--- EXTRACTED INFORMATION ---

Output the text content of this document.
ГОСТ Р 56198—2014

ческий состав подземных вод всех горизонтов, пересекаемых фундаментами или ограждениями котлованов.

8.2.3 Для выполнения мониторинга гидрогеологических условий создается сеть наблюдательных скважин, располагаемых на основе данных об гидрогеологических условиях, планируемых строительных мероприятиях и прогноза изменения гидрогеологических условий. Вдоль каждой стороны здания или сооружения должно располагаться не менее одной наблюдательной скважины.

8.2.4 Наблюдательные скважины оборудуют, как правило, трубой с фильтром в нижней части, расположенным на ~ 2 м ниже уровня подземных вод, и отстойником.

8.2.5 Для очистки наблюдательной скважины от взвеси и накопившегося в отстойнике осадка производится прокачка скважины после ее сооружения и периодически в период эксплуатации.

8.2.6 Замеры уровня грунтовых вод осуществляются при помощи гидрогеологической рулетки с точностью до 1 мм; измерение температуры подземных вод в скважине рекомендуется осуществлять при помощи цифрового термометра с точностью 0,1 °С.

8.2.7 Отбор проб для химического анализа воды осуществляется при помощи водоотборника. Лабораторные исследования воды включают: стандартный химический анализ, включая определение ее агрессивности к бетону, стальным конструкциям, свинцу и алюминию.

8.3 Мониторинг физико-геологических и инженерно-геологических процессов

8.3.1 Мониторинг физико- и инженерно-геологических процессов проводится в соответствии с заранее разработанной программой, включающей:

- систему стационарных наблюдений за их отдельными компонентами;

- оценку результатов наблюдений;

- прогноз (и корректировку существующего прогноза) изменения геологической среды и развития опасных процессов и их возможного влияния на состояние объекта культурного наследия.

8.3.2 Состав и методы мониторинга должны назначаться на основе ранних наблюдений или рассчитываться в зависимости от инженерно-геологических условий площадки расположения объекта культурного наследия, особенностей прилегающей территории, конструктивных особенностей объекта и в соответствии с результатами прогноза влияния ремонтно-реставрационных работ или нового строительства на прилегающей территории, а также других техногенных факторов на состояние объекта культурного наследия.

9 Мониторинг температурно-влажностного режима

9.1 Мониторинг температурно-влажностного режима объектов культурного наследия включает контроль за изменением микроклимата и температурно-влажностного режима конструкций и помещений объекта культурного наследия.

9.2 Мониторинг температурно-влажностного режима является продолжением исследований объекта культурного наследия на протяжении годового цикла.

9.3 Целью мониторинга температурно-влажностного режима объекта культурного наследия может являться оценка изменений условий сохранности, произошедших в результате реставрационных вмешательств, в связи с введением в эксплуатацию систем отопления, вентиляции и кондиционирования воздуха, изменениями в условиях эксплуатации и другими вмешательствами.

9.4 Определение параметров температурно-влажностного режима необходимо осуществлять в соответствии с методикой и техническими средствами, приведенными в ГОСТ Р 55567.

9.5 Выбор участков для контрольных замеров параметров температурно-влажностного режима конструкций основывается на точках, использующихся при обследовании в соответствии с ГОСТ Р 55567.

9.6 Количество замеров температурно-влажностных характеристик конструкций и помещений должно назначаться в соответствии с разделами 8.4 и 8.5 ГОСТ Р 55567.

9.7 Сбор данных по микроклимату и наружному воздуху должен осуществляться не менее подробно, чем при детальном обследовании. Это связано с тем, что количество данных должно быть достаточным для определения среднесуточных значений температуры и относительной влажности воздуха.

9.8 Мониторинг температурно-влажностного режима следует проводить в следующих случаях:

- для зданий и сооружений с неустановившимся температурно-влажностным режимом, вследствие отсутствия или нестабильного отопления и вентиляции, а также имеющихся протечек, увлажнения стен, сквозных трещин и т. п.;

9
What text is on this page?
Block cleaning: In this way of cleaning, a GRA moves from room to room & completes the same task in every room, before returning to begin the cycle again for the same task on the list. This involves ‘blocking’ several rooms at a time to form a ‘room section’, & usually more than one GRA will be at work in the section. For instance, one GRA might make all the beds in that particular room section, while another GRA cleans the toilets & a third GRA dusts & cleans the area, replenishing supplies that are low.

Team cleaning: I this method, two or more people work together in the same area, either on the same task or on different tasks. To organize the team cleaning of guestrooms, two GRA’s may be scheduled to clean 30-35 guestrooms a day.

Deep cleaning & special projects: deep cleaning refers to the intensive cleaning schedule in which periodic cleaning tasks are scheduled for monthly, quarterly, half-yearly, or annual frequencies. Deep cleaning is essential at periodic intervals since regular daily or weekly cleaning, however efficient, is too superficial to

---

• [WHAT YOU NEED TO DO]: Copy out each record from above, exactly.

• [TASK RESULT]:
Output the text content of this document.
ГОСТ Р 56198—2014

ческий состав подземных вод всех горизонтов, пересекаемых фундаментами или ограждениями котлованов.

8.2.3 Для выполнения мониторинга гидрогеологических условий создается сеть наблюдательных скважин, располагаемых на основе данных об гидрогеологических условиях, планируемых строительных мероприятиях и прогноза изменения гидрогеологических условий. Вдоль каждой стороны здания или сооружения должно располагаться не менее одной наблюдательной скважины.

8.2.4 Наблюдательные скважины оборудуют, как правило, трубой с фильтром в нижней части, расположенным на ~ 2 м ниже уровня подземных вод, и отстойником.

8.2.5 Для очистки наблюдательной скважины от взвеси и накопившегося в отстойнике осадка производится прокачка скважины после ее сооружения и периодически в период эксплуатации.

8.2.6 Замеры уровня грунтовых вод осуществляются при помощи гидрогеологической рулетки с точностью до 1 мм; измерение температуры подземных вод в скважине рекомендуется осуществлять при помощи цифрового термометра с точностью 0,1 °С.

8.2.7 Отбор проб для химического анализа воды осуществляется при помощи водоотборника. Лабораторные исследования воды включают: стандартный химический анализ, включая определение ее агрессивности к бетону, стальным конструкциям, свинцу и алюминию.

8.3 Мониторинг физико-геологических и инженерно-геологических процессов

8.3.1 Мониторинг физико- и инженерно-геологических процессов проводится в соответствии с заранее разработанной программой, включающей:

- систему стационарных наблюдений за их отдельными компонентами;

- оценку результатов наблюдений;

- прогноз (и корректировку существующего прогноза) изменения геологической среды и развития опасных процессов и их возможного влияния на состояние объекта культурного наследия.

8.3.2 Состав и методы мониторинга должны назначаться на основе ранних наблюдений или рассчитываться в зависимости от инженерно-геологических условий площадки расположения объекта культурного наследия, особенностей прилегающей территории, конструктивных особенностей объекта и в соответствии с результатами прогноза влияния ремонтно-реставрационных работ или нового строительства на прилегающей территории, а также других техногенных факторов на состояние объекта культурного наследия.

9 Мониторинг температурно-влажностного режима

9.1 Мониторинг температурно-влажностного режима объектов культурного наследия включает контроль за изменением микроклимата и температурно-влажностного режима конструкций и помещений объекта культурного наследия.

9.2 Мониторинг температурно-влажностного режима является продолжением исследований объекта культурного наследия на протяжении годового цикла.

9.3 Целью мониторинга температурно-влажностного режима объекта культурного наследия может являться оценка изменений условий сохранности, произошедших в результате реставрационных вмешательств, в связи с введением в эксплуатацию систем отопления, вентиляции и кондиционирования воздуха, изменениями в условиях эксплуатации и другими вмешательствами.

9.4 Определение параметров температурно-влажностного режима необходимо осуществлять в соответствии с методикой и техническими средствами, приведенными в ГОСТ Р 55567.

9.5 Выбор участков для контрольных замеров параметров температурно-влажностного режима конструкций основывается на точках, использующихся при обследовании в соответствии с ГОСТ Р 55567.

9.6 Количество замеров температурно-влажностных характеристик конструкций и помещений должно назначаться в соответствии с разделами 8.4 и 8.5 ГОСТ Р 55567.

9.7 Сбор данных по микроклимату и наружному воздуху должен осуществляться не менее подробно, чем при детальном обследовании. Это связано с тем, что количество данных должно быть достаточным для определения среднесуточных значений температуры и относительной влажности воздуха.

9.8 Мониторинг температурно-влажностного режима следует проводить в следующих случаях:

- для зданий и сооружений с неустановившимся температурно-влажностным режимом, вследствие отсутствия или нестабильного отопления и вентиляции, а также имеющихся протечек, увлажнения стен, сквозных трещин и т. п.;

9
What text is on this page?
Block cleaning: In this way of cleaning, a GRA moves from room to room & completes the same task in every room, before returning to begin the cycle again for the same task on the list. This involves ‘blocking’ several rooms at a time to form a ‘room section’, & usually more than one GRA will be at work in the section. For instance, one GRA might make all the beds in that particular room section, while another GRA cleans the toilets & a third GRA dusts & cleans the area, replenishing supplies that are low.

Team cleaning: I this method, two or more people work together in the same area, either on the same task or on different tasks. To organize the team cleaning of guestrooms, two GRA’s may be scheduled to clean 30-35 guestrooms a day.

Deep cleaning & special projects: deep cleaning refers to the intensive cleaning schedule in which periodic cleaning tasks are scheduled for monthly, quarterly, half-yearly, or annual frequencies. Deep cleaning is essential at periodic intervals since regular daily or weekly cleaning, however efficient, is too superficial to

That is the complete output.